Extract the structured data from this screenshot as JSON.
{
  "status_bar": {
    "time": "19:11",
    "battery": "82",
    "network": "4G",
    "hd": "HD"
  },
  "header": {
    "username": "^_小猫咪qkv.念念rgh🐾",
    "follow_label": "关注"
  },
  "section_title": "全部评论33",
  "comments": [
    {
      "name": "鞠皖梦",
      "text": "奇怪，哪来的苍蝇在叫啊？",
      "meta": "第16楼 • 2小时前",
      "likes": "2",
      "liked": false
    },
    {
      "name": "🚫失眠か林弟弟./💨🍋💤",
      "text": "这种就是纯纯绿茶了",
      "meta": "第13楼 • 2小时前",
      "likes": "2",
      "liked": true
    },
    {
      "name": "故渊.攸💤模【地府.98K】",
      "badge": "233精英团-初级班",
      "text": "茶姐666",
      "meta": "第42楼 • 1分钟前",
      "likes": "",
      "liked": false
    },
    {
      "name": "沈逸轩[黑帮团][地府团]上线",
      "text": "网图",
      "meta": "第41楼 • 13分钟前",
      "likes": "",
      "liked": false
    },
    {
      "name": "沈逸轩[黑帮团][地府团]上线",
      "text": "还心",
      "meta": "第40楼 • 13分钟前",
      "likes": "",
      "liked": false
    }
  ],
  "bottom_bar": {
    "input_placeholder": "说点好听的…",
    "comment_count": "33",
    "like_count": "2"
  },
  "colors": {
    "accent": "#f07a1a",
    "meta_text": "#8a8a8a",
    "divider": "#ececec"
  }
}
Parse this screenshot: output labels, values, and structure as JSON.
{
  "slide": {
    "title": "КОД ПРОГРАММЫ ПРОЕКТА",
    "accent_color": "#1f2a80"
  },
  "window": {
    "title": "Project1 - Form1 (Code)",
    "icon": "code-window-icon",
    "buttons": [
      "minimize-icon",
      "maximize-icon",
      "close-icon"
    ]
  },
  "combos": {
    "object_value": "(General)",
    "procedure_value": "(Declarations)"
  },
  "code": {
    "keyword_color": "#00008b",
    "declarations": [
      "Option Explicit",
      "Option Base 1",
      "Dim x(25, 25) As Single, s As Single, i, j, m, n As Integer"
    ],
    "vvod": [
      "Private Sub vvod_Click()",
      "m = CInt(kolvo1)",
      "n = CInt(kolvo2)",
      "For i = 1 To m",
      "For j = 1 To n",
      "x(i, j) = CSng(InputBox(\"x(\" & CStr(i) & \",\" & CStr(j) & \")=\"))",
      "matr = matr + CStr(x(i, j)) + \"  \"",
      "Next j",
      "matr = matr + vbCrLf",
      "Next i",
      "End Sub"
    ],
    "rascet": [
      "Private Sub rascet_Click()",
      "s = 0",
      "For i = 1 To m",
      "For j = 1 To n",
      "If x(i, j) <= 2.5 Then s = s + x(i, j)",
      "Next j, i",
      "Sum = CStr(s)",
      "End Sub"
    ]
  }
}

Short task
Give all the entries again exactly; leave none out.

Task result
Extract the structured data from this screenshot as JSON.
{
  "status_bar": {
    "time": "19:11",
    "battery": "82",
    "network": "4G",
    "hd": "HD"
  },
  "header": {
    "username": "^_小猫咪qkv.念念rgh🐾",
    "follow_label": "关注"
  },
  "section_title": "全部评论33",
  "comments": [
    {
      "name": "鞠皖梦",
      "text": "奇怪，哪来的苍蝇在叫啊？",
      "meta": "第16楼 • 2小时前",
      "likes": "2",
      "liked": false
    },
    {
      "name": "🚫失眠か林弟弟./💨🍋💤",
      "text": "这种就是纯纯绿茶了",
      "meta": "第13楼 • 2小时前",
      "likes": "2",
      "liked": true
    },
    {
      "name": "故渊.攸💤模【地府.98K】",
      "badge": "233精英团-初级班",
      "text": "茶姐666",
      "meta": "第42楼 • 1分钟前",
      "likes": "",
      "liked": false
    },
    {
      "name": "沈逸轩[黑帮团][地府团]上线",
      "text": "网图",
      "meta": "第41楼 • 13分钟前",
      "likes": "",
      "liked": false
    },
    {
      "name": "沈逸轩[黑帮团][地府团]上线",
      "text": "还心",
      "meta": "第40楼 • 13分钟前",
      "likes": "",
      "liked": false
    }
  ],
  "bottom_bar": {
    "input_placeholder": "说点好听的…",
    "comment_count": "33",
    "like_count": "2"
  },
  "colors": {
    "accent": "#f07a1a",
    "meta_text": "#8a8a8a",
    "divider": "#ececec"
  }
}
Parse this screenshot: output labels, values, and structure as JSON.
{
  "slide": {
    "title": "КОД ПРОГРАММЫ ПРОЕКТА",
    "accent_color": "#1f2a80"
  },
  "window": {
    "title": "Project1 - Form1 (Code)",
    "icon": "code-window-icon",
    "buttons": [
      "minimize-icon",
      "maximize-icon",
      "close-icon"
    ]
  },
  "combos": {
    "object_value": "(General)",
    "procedure_value": "(Declarations)"
  },
  "code": {
    "keyword_color": "#00008b",
    "declarations": [
      "Option Explicit",
      "Option Base 1",
      "Dim x(25, 25) As Single, s As Single, i, j, m, n As Integer"
    ],
    "vvod": [
      "Private Sub vvod_Click()",
      "m = CInt(kolvo1)",
      "n = CInt(kolvo2)",
      "For i = 1 To m",
      "For j = 1 To n",
      "x(i, j) = CSng(InputBox(\"x(\" & CStr(i) & \",\" & CStr(j) & \")=\"))",
      "matr = matr + CStr(x(i, j)) + \"  \"",
      "Next j",
      "matr = matr + vbCrLf",
      "Next i",
      "End Sub"
    ],
    "rascet": [
      "Private Sub rascet_Click()",
      "s = 0",
      "For i = 1 To m",
      "For j = 1 To n",
      "If x(i, j) <= 2.5 Then s = s + x(i, j)",
      "Next j, i",
      "Sum = CStr(s)",
      "End Sub"
    ]
  }
}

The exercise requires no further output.